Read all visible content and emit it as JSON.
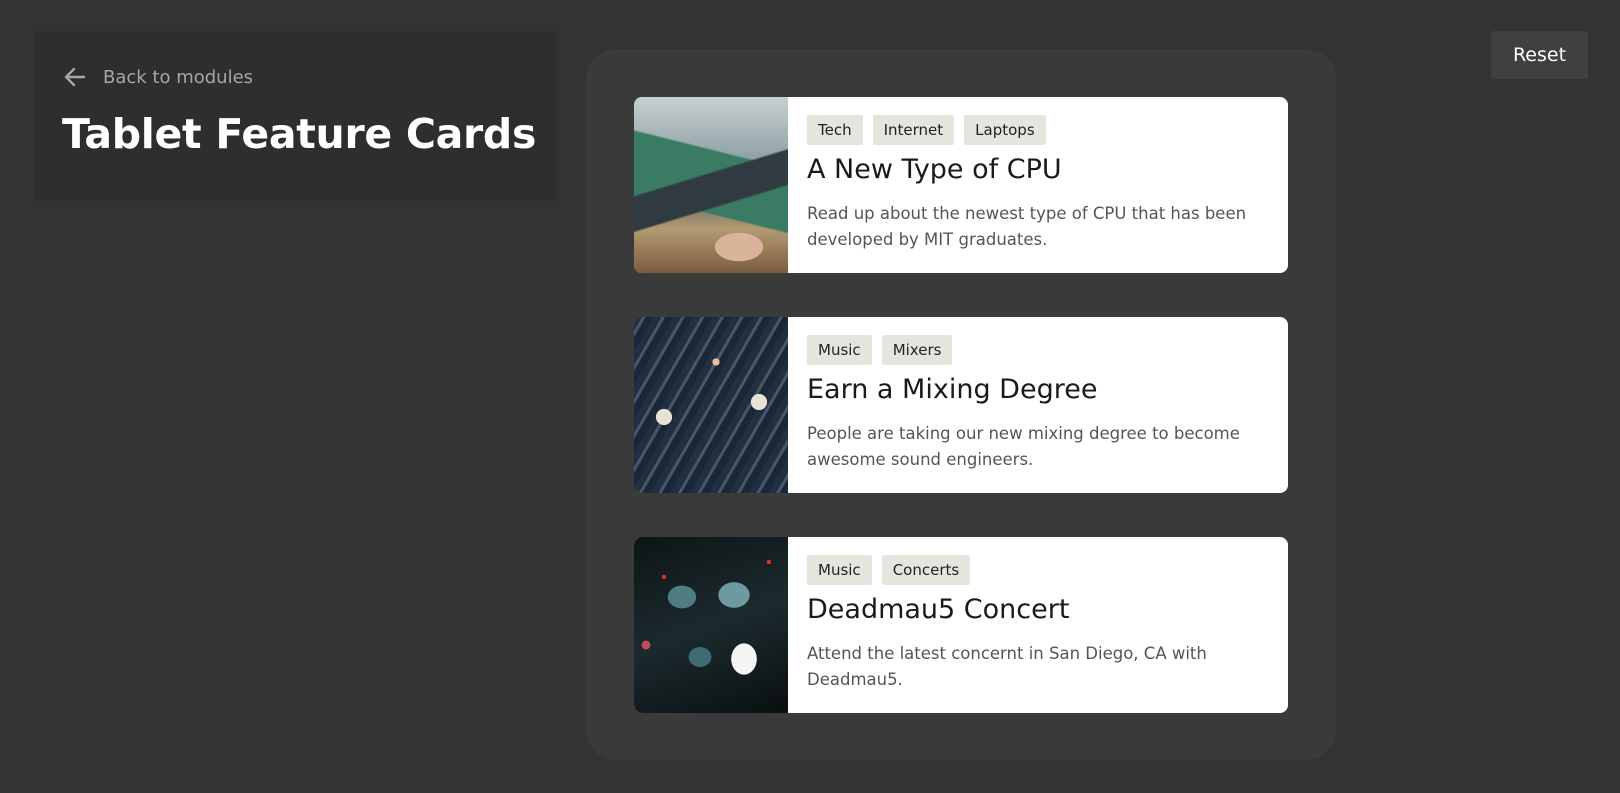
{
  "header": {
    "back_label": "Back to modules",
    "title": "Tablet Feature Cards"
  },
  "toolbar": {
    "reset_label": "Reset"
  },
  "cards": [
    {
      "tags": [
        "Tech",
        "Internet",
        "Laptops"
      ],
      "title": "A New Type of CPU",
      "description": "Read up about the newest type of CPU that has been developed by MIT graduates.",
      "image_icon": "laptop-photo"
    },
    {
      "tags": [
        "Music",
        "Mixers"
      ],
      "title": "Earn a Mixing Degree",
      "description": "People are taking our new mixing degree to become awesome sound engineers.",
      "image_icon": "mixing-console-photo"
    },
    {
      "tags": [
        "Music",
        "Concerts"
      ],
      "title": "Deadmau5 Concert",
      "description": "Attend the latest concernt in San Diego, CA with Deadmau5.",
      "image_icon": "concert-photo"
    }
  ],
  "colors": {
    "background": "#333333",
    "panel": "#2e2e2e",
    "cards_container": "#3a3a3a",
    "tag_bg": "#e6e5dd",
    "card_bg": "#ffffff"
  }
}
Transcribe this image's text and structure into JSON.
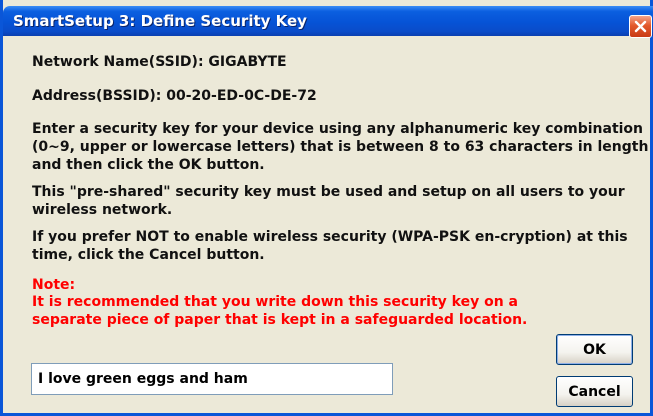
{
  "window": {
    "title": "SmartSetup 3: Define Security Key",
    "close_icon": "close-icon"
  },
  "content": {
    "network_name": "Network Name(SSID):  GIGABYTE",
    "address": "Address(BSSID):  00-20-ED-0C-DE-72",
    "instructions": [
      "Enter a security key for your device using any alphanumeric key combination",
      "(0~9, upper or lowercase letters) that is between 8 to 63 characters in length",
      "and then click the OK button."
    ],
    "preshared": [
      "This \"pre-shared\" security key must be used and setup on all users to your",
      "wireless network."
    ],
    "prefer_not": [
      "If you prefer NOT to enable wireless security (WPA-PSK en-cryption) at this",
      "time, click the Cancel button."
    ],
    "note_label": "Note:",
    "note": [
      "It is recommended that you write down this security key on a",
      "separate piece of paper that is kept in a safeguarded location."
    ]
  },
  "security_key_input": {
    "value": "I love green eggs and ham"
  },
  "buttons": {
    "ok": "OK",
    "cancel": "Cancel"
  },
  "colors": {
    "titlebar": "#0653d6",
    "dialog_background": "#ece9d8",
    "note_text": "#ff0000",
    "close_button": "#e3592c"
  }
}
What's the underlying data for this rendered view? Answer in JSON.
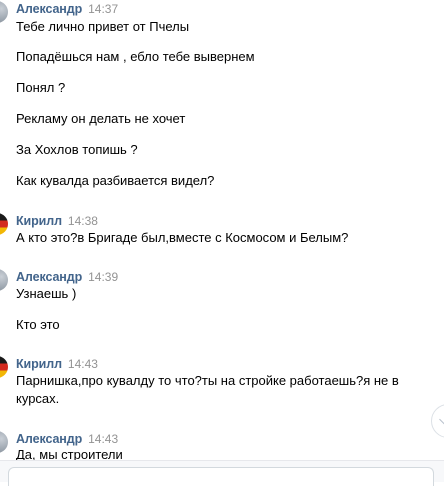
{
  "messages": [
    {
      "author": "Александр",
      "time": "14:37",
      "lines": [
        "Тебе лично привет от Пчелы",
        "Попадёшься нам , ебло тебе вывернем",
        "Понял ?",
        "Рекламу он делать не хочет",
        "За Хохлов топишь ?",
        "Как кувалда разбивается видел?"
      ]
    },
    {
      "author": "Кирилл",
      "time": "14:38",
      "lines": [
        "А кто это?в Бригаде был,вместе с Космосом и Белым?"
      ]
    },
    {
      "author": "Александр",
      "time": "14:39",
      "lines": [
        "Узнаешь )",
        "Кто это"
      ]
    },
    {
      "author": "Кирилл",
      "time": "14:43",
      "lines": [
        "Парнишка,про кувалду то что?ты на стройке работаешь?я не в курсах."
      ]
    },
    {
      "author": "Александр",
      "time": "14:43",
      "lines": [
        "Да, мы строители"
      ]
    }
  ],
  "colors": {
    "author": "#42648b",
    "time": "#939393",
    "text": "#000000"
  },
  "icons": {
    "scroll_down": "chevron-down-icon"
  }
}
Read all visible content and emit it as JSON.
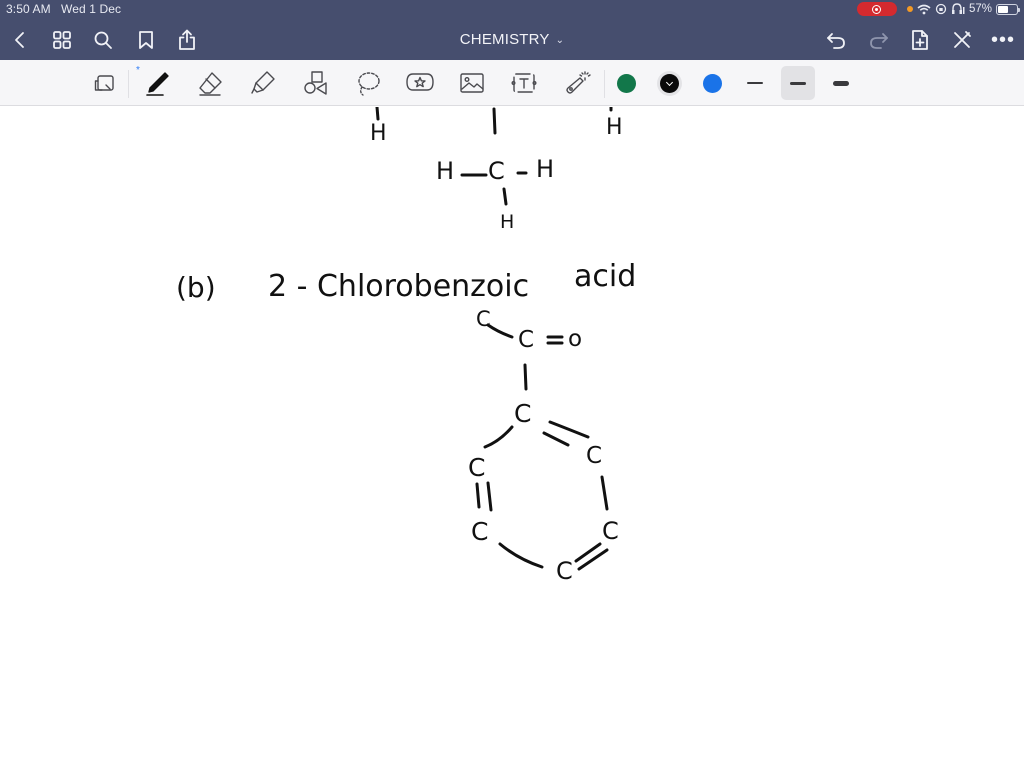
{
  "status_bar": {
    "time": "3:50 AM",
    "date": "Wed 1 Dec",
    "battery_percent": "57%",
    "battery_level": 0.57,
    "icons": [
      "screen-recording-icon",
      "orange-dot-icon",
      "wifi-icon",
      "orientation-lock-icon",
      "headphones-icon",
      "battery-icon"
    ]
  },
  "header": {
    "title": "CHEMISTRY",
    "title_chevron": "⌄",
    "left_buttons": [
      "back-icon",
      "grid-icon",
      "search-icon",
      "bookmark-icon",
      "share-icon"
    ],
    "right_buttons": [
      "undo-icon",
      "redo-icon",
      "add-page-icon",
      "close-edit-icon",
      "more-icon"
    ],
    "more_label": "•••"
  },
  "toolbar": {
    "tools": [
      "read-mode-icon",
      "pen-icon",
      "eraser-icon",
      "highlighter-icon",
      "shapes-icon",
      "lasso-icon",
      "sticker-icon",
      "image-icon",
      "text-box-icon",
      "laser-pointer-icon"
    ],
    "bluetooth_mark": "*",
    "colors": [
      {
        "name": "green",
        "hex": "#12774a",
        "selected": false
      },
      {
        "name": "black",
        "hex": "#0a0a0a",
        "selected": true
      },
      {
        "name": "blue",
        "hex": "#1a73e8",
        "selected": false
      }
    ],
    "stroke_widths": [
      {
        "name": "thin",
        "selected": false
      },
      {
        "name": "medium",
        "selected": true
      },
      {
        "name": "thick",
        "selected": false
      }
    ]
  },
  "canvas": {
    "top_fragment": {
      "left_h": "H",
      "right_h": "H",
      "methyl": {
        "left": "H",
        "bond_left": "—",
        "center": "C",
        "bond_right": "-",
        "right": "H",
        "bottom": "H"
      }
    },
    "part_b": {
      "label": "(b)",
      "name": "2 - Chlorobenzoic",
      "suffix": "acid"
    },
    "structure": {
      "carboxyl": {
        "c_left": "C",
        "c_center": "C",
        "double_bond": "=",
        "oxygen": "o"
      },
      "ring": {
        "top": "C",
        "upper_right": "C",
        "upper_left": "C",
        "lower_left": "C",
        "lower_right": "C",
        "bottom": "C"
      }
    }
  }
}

┄┄┄┄┄┄┄┄┄┄

Leave out the pictures and transcribe everything else exactly.

**THE SOLUTION**.
Read all visible content and emit it as JSON.
{
  "header": {
    "back_label": "Back to modules",
    "title": "Tablet Feature Cards"
  },
  "toolbar": {
    "reset_label": "Reset"
  },
  "cards": [
    {
      "tags": [
        "Tech",
        "Internet",
        "Laptops"
      ],
      "title": "A New Type of CPU",
      "description": "Read up about the newest type of CPU that has been developed by MIT graduates.",
      "image_icon": "laptop-photo"
    },
    {
      "tags": [
        "Music",
        "Mixers"
      ],
      "title": "Earn a Mixing Degree",
      "description": "People are taking our new mixing degree to become awesome sound engineers.",
      "image_icon": "mixing-console-photo"
    },
    {
      "tags": [
        "Music",
        "Concerts"
      ],
      "title": "Deadmau5 Concert",
      "description": "Attend the latest concernt in San Diego, CA with Deadmau5.",
      "image_icon": "concert-photo"
    }
  ],
  "colors": {
    "background": "#333333",
    "panel": "#2e2e2e",
    "cards_container": "#3a3a3a",
    "tag_bg": "#e6e5dd",
    "card_bg": "#ffffff"
  }
}
Transcribe this image's text and structure into JSON.
{
  "window": {
    "title": "SmartSetup 3: Define Security Key",
    "close_icon": "close-icon"
  },
  "content": {
    "network_name": "Network Name(SSID):  GIGABYTE",
    "address": "Address(BSSID):  00-20-ED-0C-DE-72",
    "instructions": [
      "Enter a security key for your device using any alphanumeric key combination",
      "(0~9, upper or lowercase letters) that is between 8 to 63 characters in length",
      "and then click the OK button."
    ],
    "preshared": [
      "This \"pre-shared\" security key must be used and setup on all users to your",
      "wireless network."
    ],
    "prefer_not": [
      "If you prefer NOT to enable wireless security (WPA-PSK en-cryption) at this",
      "time, click the Cancel button."
    ],
    "note_label": "Note:",
    "note": [
      "It is recommended that you write down this security key on a",
      "separate piece of paper that is kept in a safeguarded location."
    ]
  },
  "security_key_input": {
    "value": "I love green eggs and ham"
  },
  "buttons": {
    "ok": "OK",
    "cancel": "Cancel"
  },
  "colors": {
    "titlebar": "#0653d6",
    "dialog_background": "#ece9d8",
    "note_text": "#ff0000",
    "close_button": "#e3592c"
  }
}
What's the underlying data for this rendered view? Answer in JSON.
{
  "messages": [
    {
      "author": "Александр",
      "time": "14:37",
      "lines": [
        "Тебе лично привет от Пчелы",
        "Попадёшься нам , ебло тебе вывернем",
        "Понял ?",
        "Рекламу он делать не хочет",
        "За Хохлов топишь ?",
        "Как кувалда разбивается видел?"
      ]
    },
    {
      "author": "Кирилл",
      "time": "14:38",
      "lines": [
        "А кто это?в Бригаде был,вместе с Космосом и Белым?"
      ]
    },
    {
      "author": "Александр",
      "time": "14:39",
      "lines": [
        "Узнаешь )",
        "Кто это"
      ]
    },
    {
      "author": "Кирилл",
      "time": "14:43",
      "lines": [
        "Парнишка,про кувалду то что?ты на стройке работаешь?я не в курсах."
      ]
    },
    {
      "author": "Александр",
      "time": "14:43",
      "lines": [
        "Да, мы строители"
      ]
    }
  ],
  "colors": {
    "author": "#42648b",
    "time": "#939393",
    "text": "#000000"
  },
  "icons": {
    "scroll_down": "chevron-down-icon"
  }
}
Read all visible content and emit it as JSON.
{
  "status_bar": {
    "time": "3:50 AM",
    "date": "Wed 1 Dec",
    "battery_percent": "57%",
    "battery_level": 0.57,
    "icons": [
      "screen-recording-icon",
      "orange-dot-icon",
      "wifi-icon",
      "orientation-lock-icon",
      "headphones-icon",
      "battery-icon"
    ]
  },
  "header": {
    "title": "CHEMISTRY",
    "title_chevron": "⌄",
    "left_buttons": [
      "back-icon",
      "grid-icon",
      "search-icon",
      "bookmark-icon",
      "share-icon"
    ],
    "right_buttons": [
      "undo-icon",
      "redo-icon",
      "add-page-icon",
      "close-edit-icon",
      "more-icon"
    ],
    "more_label": "•••"
  },
  "toolbar": {
    "tools": [
      "read-mode-icon",
      "pen-icon",
      "eraser-icon",
      "highlighter-icon",
      "shapes-icon",
      "lasso-icon",
      "sticker-icon",
      "image-icon",
      "text-box-icon",
      "laser-pointer-icon"
    ],
    "bluetooth_mark": "*",
    "colors": [
      {
        "name": "green",
        "hex": "#12774a",
        "selected": false
      },
      {
        "name": "black",
        "hex": "#0a0a0a",
        "selected": true
      },
      {
        "name": "blue",
        "hex": "#1a73e8",
        "selected": false
      }
    ],
    "stroke_widths": [
      {
        "name": "thin",
        "selected": false
      },
      {
        "name": "medium",
        "selected": true
      },
      {
        "name": "thick",
        "selected": false
      }
    ]
  },
  "canvas": {
    "top_fragment": {
      "left_h": "H",
      "right_h": "H",
      "methyl": {
        "left": "H",
        "bond_left": "—",
        "center": "C",
        "bond_right": "-",
        "right": "H",
        "bottom": "H"
      }
    },
    "part_b": {
      "label": "(b)",
      "name": "2 - Chlorobenzoic",
      "suffix": "acid"
    },
    "structure": {
      "carboxyl": {
        "c_left": "C",
        "c_center": "C",
        "double_bond": "=",
        "oxygen": "o"
      },
      "ring": {
        "top": "C",
        "upper_right": "C",
        "upper_left": "C",
        "lower_left": "C",
        "lower_right": "C",
        "bottom": "C"
      }
    }
  }
}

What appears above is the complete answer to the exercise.